WRITTEN TASK |
From the listing below, pick out each line with the word "name".

DATA EXCERPTS |
--------------------------------------------------

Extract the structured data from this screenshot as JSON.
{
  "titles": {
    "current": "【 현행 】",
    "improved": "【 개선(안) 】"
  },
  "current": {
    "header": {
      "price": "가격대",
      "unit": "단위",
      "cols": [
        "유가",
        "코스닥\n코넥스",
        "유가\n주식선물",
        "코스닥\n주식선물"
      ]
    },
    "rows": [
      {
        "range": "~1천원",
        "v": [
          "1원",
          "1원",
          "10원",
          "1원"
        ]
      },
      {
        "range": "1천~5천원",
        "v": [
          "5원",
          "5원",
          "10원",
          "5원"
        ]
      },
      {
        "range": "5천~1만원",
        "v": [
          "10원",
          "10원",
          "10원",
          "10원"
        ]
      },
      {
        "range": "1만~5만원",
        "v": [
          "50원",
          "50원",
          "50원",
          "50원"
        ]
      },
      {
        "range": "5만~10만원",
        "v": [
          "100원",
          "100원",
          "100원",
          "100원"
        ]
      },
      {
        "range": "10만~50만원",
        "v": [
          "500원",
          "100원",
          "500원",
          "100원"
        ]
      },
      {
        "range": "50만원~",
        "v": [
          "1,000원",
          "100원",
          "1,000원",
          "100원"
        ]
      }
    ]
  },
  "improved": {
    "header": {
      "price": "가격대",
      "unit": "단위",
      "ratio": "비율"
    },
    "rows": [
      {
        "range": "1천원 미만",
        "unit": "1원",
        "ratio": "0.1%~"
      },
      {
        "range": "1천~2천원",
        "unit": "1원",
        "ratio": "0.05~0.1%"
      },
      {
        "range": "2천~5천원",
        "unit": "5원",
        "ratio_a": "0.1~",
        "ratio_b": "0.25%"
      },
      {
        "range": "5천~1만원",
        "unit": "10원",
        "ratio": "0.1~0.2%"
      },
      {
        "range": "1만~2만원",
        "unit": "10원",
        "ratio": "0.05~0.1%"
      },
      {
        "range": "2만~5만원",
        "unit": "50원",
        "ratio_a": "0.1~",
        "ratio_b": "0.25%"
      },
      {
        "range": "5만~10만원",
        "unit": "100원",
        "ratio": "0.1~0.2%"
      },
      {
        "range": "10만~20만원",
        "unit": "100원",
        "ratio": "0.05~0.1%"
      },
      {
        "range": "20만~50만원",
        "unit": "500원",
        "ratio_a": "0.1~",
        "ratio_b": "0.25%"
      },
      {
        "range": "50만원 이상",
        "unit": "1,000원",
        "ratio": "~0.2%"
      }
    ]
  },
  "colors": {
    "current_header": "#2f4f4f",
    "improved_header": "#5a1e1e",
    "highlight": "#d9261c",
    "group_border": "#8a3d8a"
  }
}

--------------------------------------------------

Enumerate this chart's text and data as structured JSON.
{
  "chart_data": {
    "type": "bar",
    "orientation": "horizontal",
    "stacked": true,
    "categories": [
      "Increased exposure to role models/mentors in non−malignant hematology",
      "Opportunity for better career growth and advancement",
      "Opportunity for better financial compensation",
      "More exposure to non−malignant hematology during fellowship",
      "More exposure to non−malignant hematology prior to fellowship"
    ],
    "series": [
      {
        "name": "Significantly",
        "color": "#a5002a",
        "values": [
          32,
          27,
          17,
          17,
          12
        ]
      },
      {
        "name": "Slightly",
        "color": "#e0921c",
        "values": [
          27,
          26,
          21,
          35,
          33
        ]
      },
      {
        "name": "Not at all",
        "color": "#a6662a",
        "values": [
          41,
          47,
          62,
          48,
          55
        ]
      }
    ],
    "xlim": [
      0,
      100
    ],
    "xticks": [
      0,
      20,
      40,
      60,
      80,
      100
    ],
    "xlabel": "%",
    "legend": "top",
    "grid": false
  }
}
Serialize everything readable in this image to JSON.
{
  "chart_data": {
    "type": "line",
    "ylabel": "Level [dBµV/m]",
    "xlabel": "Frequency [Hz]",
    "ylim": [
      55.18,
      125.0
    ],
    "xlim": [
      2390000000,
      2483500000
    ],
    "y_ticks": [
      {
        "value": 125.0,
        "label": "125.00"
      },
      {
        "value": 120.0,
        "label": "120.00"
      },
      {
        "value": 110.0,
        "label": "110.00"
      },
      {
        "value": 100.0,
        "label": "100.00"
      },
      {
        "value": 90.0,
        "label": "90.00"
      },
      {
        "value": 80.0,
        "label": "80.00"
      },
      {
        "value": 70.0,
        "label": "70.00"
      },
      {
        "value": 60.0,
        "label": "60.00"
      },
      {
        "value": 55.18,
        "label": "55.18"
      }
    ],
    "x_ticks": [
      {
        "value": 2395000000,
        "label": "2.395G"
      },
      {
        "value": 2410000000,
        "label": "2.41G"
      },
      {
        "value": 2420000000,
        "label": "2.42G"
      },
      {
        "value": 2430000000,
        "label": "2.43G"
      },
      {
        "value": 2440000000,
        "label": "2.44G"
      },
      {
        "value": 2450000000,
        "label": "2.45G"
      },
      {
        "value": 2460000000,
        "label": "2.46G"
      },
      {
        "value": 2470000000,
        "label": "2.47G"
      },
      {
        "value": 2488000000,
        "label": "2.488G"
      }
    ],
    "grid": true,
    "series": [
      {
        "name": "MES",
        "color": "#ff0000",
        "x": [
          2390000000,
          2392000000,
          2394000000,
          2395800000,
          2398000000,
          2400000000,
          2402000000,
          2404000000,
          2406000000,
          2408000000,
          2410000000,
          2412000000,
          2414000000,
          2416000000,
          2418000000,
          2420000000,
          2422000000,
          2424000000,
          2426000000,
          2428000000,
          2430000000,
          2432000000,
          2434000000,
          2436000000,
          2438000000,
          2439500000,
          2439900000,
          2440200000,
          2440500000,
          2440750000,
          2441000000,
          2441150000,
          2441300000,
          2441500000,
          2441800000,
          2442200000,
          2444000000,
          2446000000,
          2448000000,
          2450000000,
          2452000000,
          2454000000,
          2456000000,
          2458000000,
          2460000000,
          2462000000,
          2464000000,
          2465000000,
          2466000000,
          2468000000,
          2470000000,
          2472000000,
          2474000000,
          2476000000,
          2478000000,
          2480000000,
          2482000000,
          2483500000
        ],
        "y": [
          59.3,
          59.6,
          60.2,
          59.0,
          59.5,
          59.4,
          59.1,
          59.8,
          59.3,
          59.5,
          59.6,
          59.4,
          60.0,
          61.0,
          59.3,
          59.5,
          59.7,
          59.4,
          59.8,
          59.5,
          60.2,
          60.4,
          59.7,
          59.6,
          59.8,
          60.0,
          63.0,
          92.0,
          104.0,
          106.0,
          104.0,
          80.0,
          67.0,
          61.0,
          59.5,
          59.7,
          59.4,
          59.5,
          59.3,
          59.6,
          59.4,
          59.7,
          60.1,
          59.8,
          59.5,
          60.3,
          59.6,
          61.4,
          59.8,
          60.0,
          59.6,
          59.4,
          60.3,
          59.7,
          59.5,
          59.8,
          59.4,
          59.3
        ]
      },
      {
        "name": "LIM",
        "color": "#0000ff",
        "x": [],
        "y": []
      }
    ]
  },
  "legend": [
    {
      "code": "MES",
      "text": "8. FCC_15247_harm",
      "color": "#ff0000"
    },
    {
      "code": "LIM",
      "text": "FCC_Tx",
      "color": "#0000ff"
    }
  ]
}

--------------------------------------------------

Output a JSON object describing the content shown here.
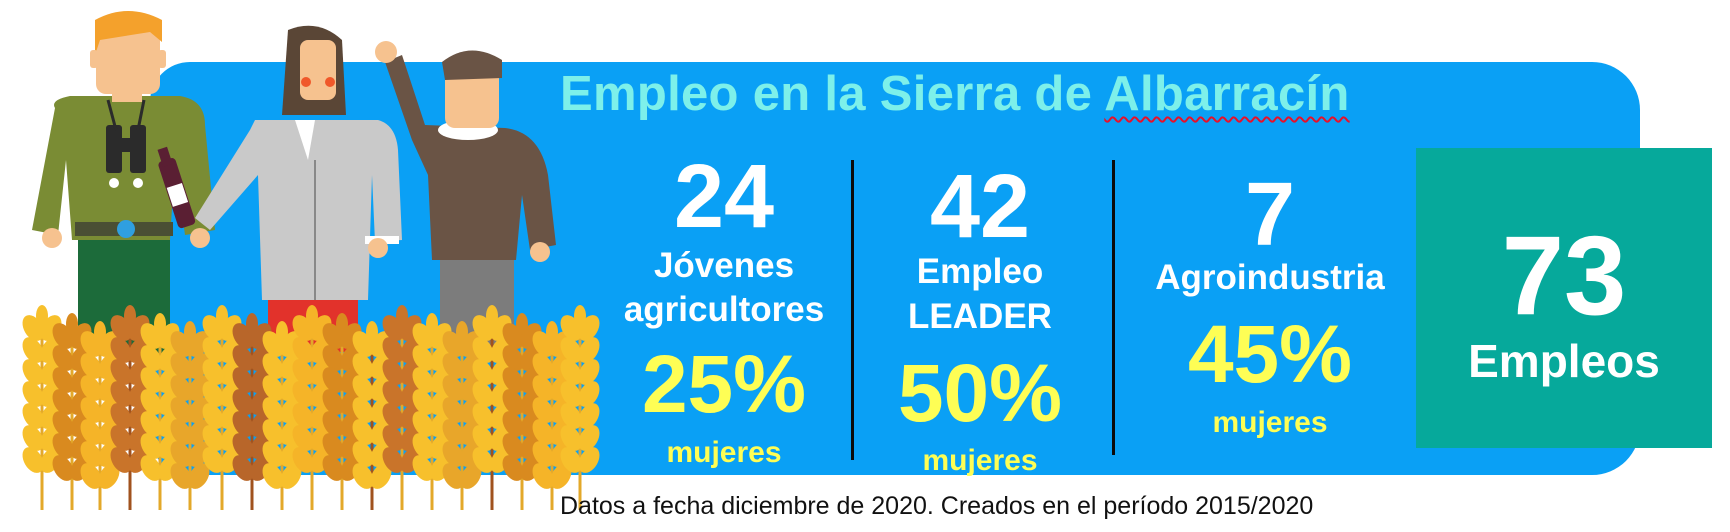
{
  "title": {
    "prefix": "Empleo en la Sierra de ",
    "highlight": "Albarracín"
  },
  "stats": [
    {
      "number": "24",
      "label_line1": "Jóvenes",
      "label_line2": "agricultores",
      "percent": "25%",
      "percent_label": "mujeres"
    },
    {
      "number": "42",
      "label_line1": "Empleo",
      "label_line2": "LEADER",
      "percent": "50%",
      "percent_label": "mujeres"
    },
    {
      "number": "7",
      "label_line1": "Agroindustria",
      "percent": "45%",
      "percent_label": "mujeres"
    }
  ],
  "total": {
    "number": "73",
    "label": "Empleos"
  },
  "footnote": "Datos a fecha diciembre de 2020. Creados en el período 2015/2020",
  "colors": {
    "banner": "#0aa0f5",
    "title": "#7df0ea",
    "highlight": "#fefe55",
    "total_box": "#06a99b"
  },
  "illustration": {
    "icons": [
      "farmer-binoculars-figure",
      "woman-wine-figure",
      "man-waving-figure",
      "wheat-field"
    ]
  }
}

--------------------------------------------------

ANSWER TO THE PROBLEM |
        "name": "Significantly",
        "name": "Slightly",
        "name": "Not at all",
        "name": "MES",
        "name": "LIM",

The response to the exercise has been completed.